▶ **Problem statement**
Give the number of lines that include the word "进行投标担保", nothing more.

Recorded data:

◇ ◇ ◇

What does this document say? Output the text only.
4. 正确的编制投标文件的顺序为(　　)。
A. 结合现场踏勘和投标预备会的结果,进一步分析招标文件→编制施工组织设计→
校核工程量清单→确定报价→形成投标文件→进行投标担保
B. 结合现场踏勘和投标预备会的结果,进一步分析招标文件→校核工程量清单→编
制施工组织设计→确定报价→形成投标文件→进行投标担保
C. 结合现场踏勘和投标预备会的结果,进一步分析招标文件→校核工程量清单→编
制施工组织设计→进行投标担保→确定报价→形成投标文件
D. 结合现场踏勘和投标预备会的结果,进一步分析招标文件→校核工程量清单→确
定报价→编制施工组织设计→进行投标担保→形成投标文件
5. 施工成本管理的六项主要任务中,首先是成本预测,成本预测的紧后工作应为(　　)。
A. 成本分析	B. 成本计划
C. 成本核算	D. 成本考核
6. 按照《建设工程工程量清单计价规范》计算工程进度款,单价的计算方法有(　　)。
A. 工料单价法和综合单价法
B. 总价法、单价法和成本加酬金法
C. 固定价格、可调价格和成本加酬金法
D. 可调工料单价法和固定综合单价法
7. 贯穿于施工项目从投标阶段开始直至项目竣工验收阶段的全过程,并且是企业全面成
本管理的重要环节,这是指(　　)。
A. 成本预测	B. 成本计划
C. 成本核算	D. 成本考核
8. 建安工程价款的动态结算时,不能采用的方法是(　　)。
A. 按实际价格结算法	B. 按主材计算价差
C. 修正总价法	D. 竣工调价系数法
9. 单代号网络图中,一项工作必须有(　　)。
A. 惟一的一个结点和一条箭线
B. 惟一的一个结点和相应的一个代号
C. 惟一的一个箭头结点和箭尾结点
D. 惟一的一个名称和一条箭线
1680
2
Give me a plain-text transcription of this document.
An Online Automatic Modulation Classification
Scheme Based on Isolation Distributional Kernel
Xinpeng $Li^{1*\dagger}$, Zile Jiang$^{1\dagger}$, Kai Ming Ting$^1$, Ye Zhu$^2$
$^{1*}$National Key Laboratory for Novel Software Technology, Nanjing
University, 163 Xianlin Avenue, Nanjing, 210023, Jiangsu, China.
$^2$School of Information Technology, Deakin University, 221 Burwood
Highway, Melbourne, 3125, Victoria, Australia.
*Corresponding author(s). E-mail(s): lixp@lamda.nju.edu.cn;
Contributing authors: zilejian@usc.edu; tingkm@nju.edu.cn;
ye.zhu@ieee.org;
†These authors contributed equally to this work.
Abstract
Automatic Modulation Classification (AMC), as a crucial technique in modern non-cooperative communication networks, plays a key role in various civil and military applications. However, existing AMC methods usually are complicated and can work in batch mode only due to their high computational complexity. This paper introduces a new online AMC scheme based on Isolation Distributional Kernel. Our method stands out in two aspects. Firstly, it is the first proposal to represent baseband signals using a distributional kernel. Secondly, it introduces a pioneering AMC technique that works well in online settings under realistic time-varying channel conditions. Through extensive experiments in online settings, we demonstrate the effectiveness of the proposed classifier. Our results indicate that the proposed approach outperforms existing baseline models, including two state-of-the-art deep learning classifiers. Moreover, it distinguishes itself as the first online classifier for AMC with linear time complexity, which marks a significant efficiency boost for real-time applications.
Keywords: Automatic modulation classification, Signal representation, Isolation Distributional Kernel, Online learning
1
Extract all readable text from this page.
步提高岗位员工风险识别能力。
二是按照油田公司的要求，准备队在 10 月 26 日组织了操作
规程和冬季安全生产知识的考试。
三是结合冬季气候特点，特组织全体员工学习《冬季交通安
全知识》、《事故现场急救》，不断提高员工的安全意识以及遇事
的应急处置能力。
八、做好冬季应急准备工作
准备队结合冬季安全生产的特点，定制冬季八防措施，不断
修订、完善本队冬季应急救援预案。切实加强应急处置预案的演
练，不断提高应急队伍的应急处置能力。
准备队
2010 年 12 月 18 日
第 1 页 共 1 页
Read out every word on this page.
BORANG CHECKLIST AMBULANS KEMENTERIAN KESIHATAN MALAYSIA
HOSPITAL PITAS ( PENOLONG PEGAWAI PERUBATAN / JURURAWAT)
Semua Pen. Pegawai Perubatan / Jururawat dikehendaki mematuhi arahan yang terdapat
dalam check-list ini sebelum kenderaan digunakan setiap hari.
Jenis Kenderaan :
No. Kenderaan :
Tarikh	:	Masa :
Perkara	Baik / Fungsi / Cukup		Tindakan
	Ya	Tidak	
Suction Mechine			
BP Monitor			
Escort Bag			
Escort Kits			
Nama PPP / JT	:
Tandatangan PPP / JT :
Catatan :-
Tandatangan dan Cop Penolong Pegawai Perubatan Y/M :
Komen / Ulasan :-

◇ ◇ ◇

▶ **The solution**
4